Required tasks:
(a) Reproduce verbatim the passage of the commentary on the NYT and HuffPo that runs from "The answer to" up to and including "of the story.".
(b) From the commentary on the NYT and HuffPo, list each reader-response figure reported for the HuffPo post at the time the NYT post had reached 93 comments.

Posted by bidrec | Report as abusive

Why the NYT will lose to HuffPo

Felix Salmon
Feb 8, 2011 15:42 UTC

Tom McGeveran asks an important question, in his analysis of the AOL-HuffPo deal:

What is it about the environment of traditional journalism that makes it so that readers are more likely to interact with the Huffington Post reblog of a New York Times article than they are with the article itself?

The answer to this question, I think, is also a key part of the reason why the NYT paywall is a bad idea.

It’s worth using a specific example here, so let’s take Dave Pell’s suggestion and look at the NYT’s Olbermann scoop last night, and HuffPo’s reblog of it. When Pell first tweeted the comparison, the NYT blog had no comments, while the HuffPo blog had “hundreds of comments/likes.” Now, the NYT post is up to 93 comments, but the HuffPo post is still miles ahead: 2,088 comments, 1,392 likes on Facebook, 340 Facebook shares, 89 tweets, and 52 emails. All of which figures are easily visible in a colorful box at the top of the story.

The NYT, by contrast, keeps such numbers to itself: you can see the number of posted comments, but you can’t see the number of comments which have been submitted and have yet to make it through moderation. (Which is why Pell saw zero comments when he tweeted last night.)

Dataset rows:
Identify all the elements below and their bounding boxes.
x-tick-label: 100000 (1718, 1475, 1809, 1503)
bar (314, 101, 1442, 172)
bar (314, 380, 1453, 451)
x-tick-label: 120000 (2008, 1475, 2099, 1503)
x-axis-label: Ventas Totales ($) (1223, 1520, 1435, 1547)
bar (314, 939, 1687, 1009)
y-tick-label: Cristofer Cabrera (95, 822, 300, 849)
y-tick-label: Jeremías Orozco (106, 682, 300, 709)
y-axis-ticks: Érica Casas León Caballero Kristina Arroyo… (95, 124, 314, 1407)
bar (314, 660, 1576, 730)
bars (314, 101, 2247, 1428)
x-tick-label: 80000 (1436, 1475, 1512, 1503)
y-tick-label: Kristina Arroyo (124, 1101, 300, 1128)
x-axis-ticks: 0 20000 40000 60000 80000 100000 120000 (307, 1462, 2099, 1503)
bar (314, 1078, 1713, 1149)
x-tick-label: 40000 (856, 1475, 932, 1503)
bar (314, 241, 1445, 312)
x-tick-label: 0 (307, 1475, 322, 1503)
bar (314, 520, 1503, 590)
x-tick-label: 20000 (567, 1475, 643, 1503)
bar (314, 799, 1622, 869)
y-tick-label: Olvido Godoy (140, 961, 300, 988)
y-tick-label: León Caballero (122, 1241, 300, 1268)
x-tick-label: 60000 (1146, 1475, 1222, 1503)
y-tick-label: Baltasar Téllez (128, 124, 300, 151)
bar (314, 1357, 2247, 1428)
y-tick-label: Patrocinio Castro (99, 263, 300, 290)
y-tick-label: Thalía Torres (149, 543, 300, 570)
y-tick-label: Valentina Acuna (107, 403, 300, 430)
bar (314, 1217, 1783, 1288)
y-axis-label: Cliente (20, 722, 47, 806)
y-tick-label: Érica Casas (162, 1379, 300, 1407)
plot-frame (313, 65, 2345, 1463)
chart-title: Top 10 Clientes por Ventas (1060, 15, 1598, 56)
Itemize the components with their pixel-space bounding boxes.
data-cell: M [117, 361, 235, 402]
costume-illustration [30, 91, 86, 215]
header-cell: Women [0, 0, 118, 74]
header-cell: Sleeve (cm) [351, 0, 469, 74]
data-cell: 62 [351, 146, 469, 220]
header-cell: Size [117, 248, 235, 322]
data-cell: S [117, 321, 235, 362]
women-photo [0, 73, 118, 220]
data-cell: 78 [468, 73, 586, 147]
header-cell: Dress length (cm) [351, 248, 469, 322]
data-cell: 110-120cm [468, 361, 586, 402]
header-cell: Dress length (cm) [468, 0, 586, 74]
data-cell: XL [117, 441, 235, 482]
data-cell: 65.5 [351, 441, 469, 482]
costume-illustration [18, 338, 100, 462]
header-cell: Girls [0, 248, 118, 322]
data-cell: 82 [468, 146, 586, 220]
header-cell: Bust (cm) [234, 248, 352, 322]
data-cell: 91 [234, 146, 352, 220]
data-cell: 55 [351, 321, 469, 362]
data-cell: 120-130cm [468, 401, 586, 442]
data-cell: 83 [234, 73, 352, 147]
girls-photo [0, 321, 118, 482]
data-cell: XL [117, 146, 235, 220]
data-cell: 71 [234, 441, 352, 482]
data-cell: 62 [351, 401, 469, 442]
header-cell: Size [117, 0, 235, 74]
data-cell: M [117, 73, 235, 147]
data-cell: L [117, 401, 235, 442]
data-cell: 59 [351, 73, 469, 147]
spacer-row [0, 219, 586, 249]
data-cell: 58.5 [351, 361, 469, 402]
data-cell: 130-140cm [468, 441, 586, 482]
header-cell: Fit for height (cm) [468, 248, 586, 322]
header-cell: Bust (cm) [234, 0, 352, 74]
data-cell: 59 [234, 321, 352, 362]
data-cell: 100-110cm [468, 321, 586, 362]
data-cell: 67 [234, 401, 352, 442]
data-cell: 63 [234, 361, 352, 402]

Solutions for each task:
(a)
The answer to this question, I think, is also a key part of the reason why the NYT paywall is a bad idea.

It’s worth using a specific example here, so let’s take Dave Pell’s suggestion and look at the NYT’s Olbermann scoop last night, and HuffPo’s reblog of it. When Pell first tweeted the comparison, the NYT blog had no comments, while the HuffPo blog had “hundreds of comments/likes.” Now, the NYT post is up to 93 comments, but the HuffPo post is still miles ahead: 2,088 comments, 1,392 likes on Facebook, 340 Facebook shares, 89 tweets, and 52 emails. All of which figures are easily visible in a colorful box at the top of the story.

(b)
- 2,088 comments
- 1,392 likes on Facebook
- 340 Facebook shares
- 89 tweets
- 52 emails